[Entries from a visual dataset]
____
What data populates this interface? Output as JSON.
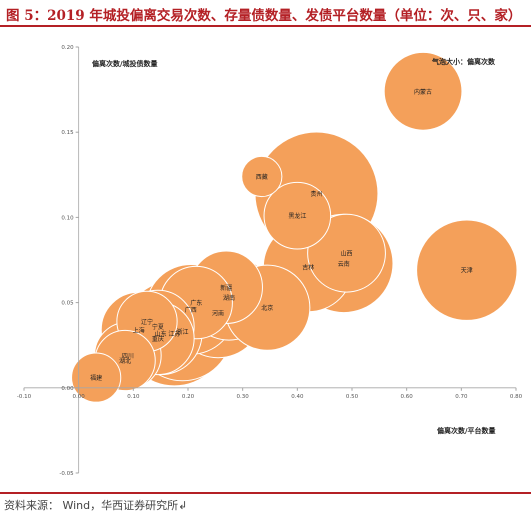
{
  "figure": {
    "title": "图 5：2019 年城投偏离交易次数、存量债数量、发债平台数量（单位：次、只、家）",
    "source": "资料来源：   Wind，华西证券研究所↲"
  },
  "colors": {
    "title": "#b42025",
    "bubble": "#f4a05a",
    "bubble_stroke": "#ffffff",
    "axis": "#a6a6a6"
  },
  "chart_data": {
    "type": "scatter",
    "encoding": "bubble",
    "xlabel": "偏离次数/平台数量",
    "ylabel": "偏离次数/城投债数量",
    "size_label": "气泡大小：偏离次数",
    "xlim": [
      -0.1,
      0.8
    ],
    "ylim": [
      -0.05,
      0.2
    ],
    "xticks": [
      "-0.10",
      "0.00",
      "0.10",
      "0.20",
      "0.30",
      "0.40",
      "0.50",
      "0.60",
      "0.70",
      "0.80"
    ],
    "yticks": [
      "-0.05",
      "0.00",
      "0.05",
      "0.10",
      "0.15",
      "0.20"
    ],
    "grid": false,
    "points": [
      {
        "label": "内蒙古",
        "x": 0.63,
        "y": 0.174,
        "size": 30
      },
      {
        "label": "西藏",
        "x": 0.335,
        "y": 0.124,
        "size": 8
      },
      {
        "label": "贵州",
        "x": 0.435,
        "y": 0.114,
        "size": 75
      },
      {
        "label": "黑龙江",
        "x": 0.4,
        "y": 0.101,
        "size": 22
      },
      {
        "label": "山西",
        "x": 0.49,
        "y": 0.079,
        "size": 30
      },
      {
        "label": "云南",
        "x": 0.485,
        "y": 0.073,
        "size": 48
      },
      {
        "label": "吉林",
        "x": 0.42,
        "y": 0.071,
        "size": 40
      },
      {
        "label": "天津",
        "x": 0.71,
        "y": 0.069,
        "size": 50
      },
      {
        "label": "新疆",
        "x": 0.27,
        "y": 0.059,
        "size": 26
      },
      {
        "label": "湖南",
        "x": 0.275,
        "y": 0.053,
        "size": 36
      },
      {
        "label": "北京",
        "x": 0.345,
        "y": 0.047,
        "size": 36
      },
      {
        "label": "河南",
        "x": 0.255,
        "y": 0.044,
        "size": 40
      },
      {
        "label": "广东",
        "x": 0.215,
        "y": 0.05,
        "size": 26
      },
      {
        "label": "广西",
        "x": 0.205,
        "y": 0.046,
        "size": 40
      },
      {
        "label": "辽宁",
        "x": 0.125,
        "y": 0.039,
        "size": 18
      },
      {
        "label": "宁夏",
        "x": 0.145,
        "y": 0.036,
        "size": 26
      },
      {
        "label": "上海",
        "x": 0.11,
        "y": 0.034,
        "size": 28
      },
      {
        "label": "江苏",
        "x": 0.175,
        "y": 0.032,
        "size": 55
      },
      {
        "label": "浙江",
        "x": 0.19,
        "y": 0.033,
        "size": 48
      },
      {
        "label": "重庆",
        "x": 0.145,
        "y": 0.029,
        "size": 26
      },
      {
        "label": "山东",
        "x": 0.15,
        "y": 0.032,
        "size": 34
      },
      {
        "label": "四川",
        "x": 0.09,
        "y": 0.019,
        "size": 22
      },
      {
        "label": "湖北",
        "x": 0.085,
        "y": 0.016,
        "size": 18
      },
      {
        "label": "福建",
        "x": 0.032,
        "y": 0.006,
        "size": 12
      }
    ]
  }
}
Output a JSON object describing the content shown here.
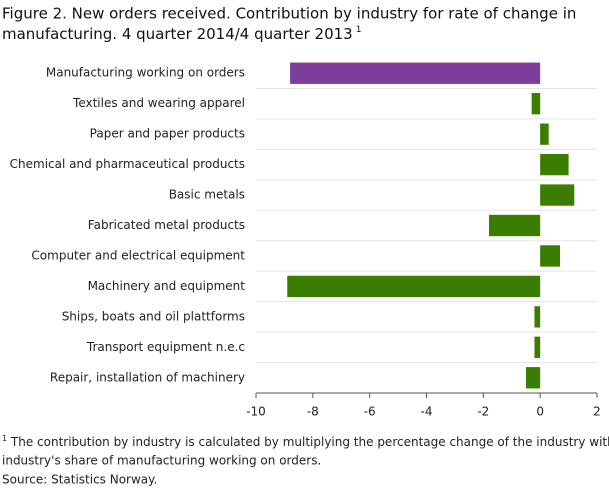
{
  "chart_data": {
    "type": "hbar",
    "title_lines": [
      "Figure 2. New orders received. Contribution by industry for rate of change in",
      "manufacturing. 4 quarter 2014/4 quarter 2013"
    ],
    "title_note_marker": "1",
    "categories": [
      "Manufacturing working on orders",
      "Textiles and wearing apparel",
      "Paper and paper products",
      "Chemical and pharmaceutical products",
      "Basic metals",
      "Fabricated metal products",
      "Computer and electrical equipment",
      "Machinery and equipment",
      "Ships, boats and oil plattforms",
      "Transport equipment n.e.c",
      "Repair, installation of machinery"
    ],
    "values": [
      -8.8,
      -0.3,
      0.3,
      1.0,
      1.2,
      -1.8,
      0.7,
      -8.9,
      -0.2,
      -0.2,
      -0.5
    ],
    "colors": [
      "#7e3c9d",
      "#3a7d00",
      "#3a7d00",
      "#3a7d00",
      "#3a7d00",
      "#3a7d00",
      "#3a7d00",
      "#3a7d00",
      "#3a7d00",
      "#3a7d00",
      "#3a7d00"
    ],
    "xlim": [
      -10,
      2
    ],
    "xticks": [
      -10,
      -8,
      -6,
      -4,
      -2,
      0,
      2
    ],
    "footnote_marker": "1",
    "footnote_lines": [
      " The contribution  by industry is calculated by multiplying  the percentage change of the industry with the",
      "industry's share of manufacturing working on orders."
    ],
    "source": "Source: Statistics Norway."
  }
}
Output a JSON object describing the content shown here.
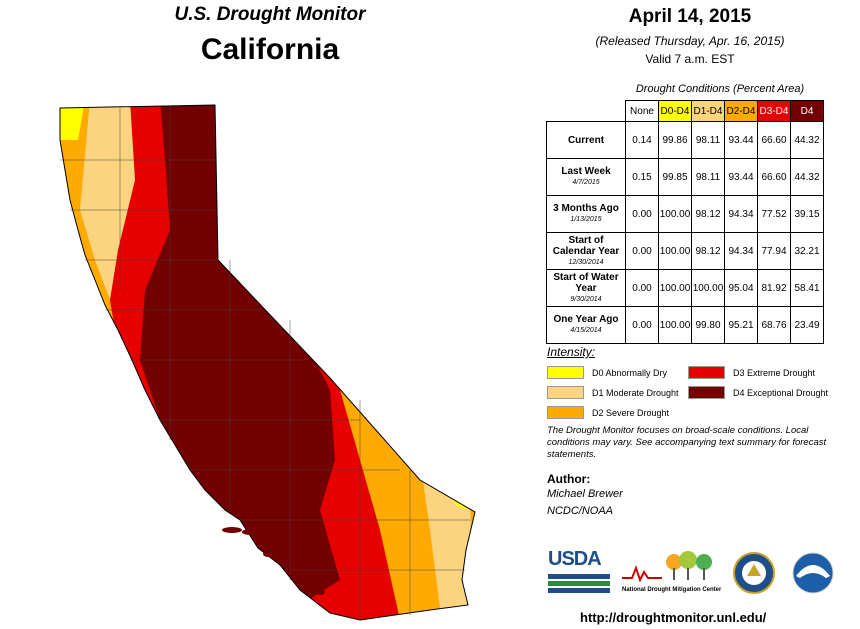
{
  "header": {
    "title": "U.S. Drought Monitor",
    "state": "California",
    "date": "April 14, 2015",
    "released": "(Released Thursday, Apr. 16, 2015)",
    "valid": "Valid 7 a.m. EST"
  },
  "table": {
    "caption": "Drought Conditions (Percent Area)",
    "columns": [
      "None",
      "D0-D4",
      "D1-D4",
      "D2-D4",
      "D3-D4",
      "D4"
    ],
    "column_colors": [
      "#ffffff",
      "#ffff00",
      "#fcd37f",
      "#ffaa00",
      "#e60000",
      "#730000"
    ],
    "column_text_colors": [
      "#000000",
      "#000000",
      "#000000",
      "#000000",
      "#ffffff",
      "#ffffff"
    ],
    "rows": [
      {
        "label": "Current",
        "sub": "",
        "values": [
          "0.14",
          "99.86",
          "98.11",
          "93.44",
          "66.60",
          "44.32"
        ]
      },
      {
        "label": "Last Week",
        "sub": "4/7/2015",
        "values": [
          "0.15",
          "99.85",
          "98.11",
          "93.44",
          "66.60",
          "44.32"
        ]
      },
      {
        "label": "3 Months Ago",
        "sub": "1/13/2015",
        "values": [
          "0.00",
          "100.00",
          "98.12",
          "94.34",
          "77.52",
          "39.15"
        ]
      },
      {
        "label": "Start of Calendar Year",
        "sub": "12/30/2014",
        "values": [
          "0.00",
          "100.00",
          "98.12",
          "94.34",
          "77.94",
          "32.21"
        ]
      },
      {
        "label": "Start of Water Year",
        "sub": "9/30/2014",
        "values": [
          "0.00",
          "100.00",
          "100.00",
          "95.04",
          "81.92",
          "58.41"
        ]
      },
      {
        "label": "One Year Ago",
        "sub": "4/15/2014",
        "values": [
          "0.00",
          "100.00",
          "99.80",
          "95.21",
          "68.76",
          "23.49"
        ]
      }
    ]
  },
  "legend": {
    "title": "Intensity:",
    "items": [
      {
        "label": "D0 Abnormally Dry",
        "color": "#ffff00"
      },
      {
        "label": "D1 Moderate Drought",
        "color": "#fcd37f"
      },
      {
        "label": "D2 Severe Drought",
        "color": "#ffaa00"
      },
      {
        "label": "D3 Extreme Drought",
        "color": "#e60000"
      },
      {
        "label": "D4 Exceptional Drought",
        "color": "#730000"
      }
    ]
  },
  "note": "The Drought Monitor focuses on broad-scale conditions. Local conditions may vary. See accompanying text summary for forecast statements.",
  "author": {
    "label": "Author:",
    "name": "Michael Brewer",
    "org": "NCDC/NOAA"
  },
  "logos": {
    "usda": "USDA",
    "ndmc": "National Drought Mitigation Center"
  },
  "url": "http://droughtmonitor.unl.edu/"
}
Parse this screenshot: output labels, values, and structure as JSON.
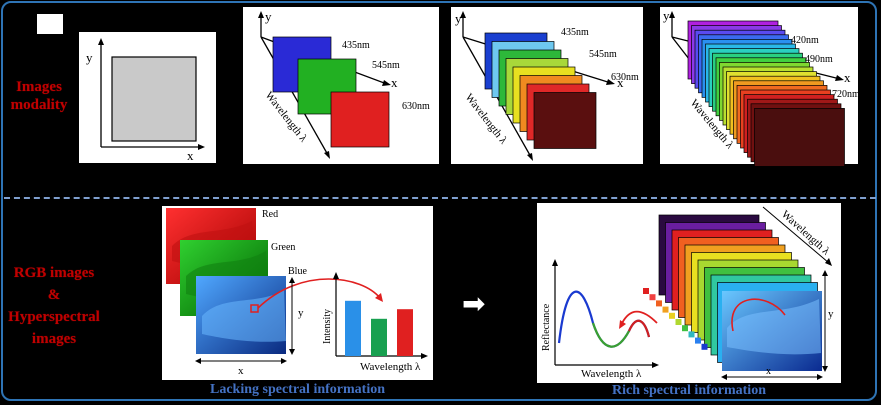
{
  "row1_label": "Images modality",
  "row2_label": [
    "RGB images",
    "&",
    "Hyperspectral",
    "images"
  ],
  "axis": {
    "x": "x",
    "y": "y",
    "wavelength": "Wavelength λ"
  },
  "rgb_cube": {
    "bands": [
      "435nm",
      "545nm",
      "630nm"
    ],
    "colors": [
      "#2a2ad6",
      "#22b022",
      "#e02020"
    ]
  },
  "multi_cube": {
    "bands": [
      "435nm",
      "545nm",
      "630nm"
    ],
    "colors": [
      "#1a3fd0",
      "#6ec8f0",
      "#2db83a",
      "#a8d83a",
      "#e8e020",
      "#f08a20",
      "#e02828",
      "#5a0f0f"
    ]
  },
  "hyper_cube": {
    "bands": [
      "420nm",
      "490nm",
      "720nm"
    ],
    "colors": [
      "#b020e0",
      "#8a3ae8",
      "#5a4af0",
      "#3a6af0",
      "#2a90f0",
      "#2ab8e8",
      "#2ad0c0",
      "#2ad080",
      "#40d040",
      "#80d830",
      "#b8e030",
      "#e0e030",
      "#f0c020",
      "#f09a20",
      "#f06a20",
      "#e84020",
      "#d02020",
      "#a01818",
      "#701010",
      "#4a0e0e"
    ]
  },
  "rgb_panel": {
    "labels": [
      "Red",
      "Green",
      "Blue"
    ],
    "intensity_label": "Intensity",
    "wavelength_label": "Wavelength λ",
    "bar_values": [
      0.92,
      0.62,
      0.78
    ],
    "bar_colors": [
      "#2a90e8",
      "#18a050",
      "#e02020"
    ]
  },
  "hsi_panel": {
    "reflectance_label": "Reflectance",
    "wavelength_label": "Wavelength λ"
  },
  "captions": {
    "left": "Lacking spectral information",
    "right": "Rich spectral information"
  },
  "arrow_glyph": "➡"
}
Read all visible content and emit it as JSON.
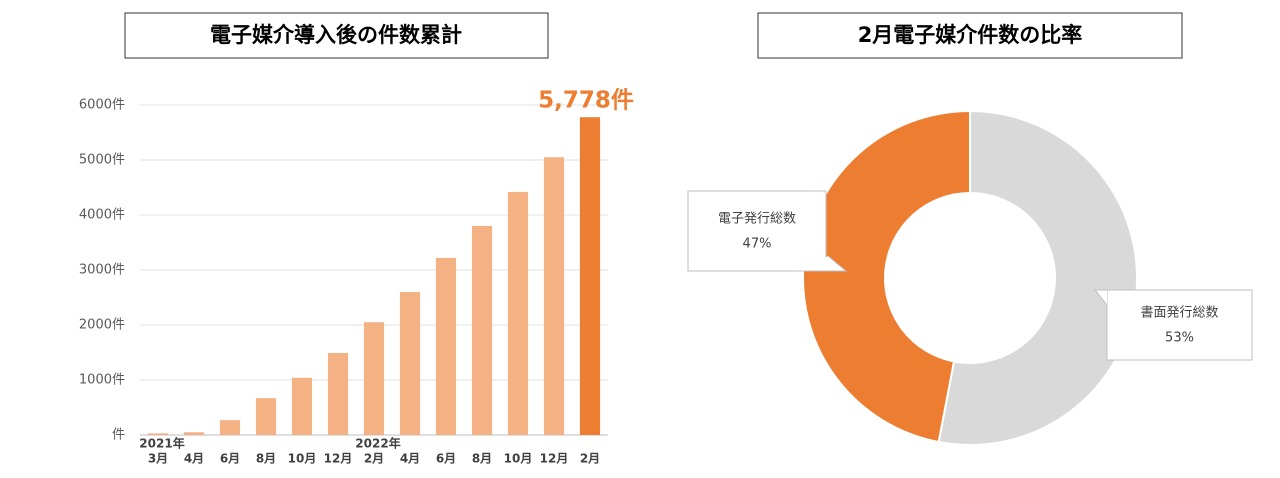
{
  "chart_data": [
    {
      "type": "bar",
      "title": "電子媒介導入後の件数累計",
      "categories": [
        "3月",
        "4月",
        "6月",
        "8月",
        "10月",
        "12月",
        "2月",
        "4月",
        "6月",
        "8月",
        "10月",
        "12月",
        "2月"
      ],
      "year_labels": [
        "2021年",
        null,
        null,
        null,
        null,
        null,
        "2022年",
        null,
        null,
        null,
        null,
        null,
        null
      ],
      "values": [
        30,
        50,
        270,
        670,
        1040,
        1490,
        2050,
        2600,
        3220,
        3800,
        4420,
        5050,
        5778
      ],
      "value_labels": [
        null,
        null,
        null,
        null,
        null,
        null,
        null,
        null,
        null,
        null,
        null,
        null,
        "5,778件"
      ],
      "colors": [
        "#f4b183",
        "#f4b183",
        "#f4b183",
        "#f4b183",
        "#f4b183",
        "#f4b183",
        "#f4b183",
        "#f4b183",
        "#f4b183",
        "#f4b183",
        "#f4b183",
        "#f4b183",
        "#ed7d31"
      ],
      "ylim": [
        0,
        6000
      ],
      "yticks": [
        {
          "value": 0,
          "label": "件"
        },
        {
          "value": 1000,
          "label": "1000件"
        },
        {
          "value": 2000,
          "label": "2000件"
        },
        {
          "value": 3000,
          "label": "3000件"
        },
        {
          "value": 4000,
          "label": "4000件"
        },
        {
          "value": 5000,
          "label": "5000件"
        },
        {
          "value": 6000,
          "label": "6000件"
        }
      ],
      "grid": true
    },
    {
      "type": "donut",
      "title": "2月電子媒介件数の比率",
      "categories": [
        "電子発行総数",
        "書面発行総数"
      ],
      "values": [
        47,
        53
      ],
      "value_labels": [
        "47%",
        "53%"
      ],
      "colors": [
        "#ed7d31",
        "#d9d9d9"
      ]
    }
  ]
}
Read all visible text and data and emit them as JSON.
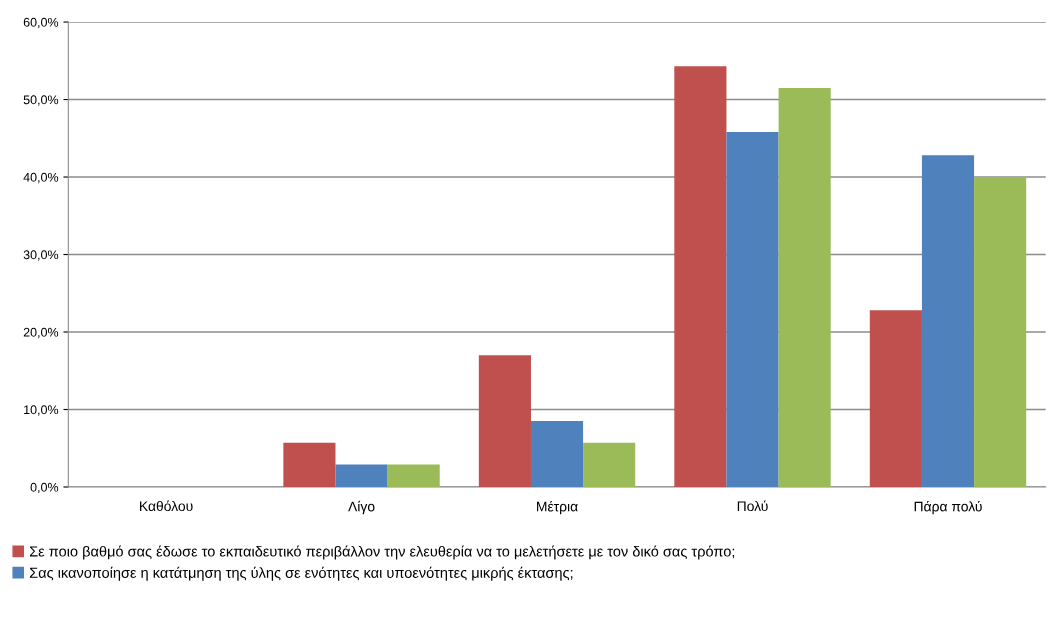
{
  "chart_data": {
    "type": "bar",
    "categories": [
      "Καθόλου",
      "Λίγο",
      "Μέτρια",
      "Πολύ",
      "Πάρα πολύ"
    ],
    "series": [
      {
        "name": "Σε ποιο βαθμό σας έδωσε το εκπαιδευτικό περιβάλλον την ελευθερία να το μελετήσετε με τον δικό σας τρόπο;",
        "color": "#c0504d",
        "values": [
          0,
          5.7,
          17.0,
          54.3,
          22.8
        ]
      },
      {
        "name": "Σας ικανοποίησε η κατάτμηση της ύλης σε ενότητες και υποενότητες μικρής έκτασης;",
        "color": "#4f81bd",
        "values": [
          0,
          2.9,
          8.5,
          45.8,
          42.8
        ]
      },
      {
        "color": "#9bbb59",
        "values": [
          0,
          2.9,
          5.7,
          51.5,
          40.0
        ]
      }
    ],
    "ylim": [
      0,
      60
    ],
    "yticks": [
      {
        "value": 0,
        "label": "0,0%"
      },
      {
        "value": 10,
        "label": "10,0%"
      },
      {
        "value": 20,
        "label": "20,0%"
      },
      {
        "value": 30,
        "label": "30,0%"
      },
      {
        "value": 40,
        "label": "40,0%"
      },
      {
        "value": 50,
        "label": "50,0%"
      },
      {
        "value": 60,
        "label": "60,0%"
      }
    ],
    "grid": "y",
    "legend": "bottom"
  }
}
____
For the entries above, state how many lines contain the word "working". Provide the number by itself.

- **ANSWER FOR THIS EXERCISE**
2